The route uses CRH1 trains in eight-car train sets, which can carry 661 passengers. Each day, 14 pairs of trains are scheduled daily between Chengdu and Qingchengshan Station, and 1 pair of trains are scheduled daily between Chengdu and Dujiangyan Station. 6 pairs start Chengdu Station and head up the Pengzhou Branch.

==Stations==

Stations and structures of Chengdu–Dujiangyan intercity railway

- Principal Line: Chengdu · Anjing · Xipu East · Xipu · Hongguangzhen · Pixian East · Pixian · Pixian West · Ande · Chongyi (planned) · Juyuan · Dujiangyan · Zhongxing (planned) · Qingchengshan
- Pengzhou Branch Line: Pixian West · Xinmin · Sandaoyan · Gucheng · Pengzhou South · Buxingjie · Pengzhou
- Lidui Branch Line: Juyuan · Yingbin Road · Libing Square · Lidui Park

=== Prices ===

| Prices(¥) | Chengdu | Xipu | Hongguangzhen | Pi County West | Dujiangyan | Qingchengshan |
|---|---|---|---|---|---|---|
| Chengdu | - | 5 | 5 | 10 | 15 | 15 |
| Xipu | 5 | - | 5 | 5 | 10 | 10 |
| Hongguangzhen | 5 | 5 | - | 5 | 10 | 10 |
| Pi County West | 10 | 5 | 5 | - | 10 | 10 |
| Dujiangyan | 15 | 10 | 10 | 10 | - | 5 |
| Qingchengshan | 15 | 10 | 10 | 10 | 5 | - |

==History==
On May 28, 2008, 16 days after the Wenchuan earthquake devastated Dujiangyan and the western suburbs of Chengdu, the Chengdu city government and the Ministry of Railways agreed to build a high-speed railway line as part of the reconstruction of the disaster zone. Construction began on November 4, 2008, and involved 20,000 workers at the cost of ¥13 billion. The line entered trial operation on April 1, 2010, and full commercial operation began on May 12, 2010, the second anniversary of the large earthquake that killed some 70,000 people in the region.

**Data records**.
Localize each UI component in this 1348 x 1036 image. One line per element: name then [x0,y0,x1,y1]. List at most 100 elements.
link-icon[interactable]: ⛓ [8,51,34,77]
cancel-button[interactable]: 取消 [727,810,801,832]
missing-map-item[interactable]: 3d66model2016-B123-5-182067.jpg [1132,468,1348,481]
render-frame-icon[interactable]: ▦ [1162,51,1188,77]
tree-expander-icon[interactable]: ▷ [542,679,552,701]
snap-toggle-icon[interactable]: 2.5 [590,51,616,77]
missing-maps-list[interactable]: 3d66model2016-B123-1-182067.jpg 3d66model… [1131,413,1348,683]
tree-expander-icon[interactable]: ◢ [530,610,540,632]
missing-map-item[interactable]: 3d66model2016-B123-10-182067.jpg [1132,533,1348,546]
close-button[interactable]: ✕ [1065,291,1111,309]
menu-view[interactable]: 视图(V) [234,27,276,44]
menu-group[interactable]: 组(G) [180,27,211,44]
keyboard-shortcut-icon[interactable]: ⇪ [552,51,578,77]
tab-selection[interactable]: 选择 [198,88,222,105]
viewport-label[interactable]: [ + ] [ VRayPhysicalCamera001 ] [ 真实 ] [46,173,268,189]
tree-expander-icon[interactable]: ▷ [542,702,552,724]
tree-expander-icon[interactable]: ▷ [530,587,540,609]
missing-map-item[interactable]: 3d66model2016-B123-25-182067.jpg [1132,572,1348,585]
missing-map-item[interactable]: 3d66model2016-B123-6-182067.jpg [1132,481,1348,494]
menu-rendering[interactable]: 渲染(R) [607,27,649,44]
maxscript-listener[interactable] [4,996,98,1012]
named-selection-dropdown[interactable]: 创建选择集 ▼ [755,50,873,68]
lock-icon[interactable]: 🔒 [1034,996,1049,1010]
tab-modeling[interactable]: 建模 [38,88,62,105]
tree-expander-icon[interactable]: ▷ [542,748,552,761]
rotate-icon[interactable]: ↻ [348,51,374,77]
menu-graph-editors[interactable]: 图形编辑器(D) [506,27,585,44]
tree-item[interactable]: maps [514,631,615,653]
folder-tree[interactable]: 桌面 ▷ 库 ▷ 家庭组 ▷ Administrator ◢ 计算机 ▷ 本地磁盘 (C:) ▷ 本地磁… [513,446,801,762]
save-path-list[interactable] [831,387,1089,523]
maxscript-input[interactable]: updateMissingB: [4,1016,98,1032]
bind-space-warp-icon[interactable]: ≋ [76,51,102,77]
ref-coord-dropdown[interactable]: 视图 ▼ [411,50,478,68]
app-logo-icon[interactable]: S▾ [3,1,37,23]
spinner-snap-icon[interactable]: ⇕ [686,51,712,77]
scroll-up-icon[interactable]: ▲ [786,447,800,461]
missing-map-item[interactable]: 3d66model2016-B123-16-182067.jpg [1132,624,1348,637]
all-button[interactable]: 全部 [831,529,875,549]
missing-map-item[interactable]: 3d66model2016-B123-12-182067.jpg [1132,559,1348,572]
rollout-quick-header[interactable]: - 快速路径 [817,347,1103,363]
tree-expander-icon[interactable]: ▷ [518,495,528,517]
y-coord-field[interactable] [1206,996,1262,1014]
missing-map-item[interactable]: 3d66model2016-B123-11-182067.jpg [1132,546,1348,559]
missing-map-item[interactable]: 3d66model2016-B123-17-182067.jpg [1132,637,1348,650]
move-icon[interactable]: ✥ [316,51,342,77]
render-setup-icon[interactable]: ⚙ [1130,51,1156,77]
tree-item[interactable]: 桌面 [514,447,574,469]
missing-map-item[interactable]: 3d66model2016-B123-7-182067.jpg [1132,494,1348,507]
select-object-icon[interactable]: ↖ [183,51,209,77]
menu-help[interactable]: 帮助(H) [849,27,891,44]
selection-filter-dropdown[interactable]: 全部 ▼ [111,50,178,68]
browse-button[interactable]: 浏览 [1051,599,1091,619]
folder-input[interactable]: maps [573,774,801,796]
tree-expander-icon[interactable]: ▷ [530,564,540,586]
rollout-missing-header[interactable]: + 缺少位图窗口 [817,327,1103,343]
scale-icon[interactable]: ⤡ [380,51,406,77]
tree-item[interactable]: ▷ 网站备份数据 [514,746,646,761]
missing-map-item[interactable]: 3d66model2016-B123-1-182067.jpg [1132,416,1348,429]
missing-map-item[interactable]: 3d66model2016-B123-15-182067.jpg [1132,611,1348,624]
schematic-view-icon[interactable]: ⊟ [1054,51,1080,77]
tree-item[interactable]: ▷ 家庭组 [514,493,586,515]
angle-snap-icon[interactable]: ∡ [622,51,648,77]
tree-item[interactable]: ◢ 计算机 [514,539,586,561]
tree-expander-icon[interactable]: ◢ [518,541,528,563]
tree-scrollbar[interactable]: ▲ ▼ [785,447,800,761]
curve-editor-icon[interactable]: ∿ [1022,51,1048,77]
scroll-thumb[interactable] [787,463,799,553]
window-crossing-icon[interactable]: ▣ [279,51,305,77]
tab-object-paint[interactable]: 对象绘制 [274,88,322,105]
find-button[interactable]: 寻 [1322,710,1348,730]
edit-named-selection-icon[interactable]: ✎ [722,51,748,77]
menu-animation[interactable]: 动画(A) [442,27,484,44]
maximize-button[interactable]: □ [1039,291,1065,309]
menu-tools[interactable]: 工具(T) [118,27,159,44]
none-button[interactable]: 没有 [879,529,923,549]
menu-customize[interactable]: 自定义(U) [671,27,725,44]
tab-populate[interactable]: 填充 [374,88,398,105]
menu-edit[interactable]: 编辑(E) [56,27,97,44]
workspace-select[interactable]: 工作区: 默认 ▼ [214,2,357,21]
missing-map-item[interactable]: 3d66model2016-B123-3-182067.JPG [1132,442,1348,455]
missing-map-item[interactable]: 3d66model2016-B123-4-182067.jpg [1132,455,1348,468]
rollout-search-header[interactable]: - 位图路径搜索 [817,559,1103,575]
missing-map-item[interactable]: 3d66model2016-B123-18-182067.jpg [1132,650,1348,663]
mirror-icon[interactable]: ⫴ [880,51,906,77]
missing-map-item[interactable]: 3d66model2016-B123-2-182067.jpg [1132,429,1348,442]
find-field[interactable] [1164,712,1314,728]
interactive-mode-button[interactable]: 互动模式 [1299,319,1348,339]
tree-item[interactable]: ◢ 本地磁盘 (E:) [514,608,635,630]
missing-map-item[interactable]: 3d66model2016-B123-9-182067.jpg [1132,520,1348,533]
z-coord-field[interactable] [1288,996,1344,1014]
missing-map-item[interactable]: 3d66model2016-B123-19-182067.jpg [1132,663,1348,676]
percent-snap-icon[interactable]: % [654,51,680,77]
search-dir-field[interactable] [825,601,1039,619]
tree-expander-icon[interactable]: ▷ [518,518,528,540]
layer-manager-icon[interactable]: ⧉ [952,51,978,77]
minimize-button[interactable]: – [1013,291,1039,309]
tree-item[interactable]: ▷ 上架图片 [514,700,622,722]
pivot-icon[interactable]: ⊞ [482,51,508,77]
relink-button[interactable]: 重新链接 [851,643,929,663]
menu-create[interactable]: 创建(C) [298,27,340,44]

**Directions**. Write out the passage on the Chengdu–Dujiangyan intercity railway between "The route uses" and "the Pengzhou Branch.", inclusive, substituting "CRH2" for "CRH1". None of the data is needed here.

**Written solution**.
The route uses CRH2 trains in eight-car train sets, which can carry 661 passengers. Each day, 14 pairs of trains are scheduled daily between Chengdu and Qingchengshan Station, and 1 pair of trains are scheduled daily between Chengdu and Dujiangyan Station. 6 pairs start Chengdu Station and head up the Pengzhou Branch.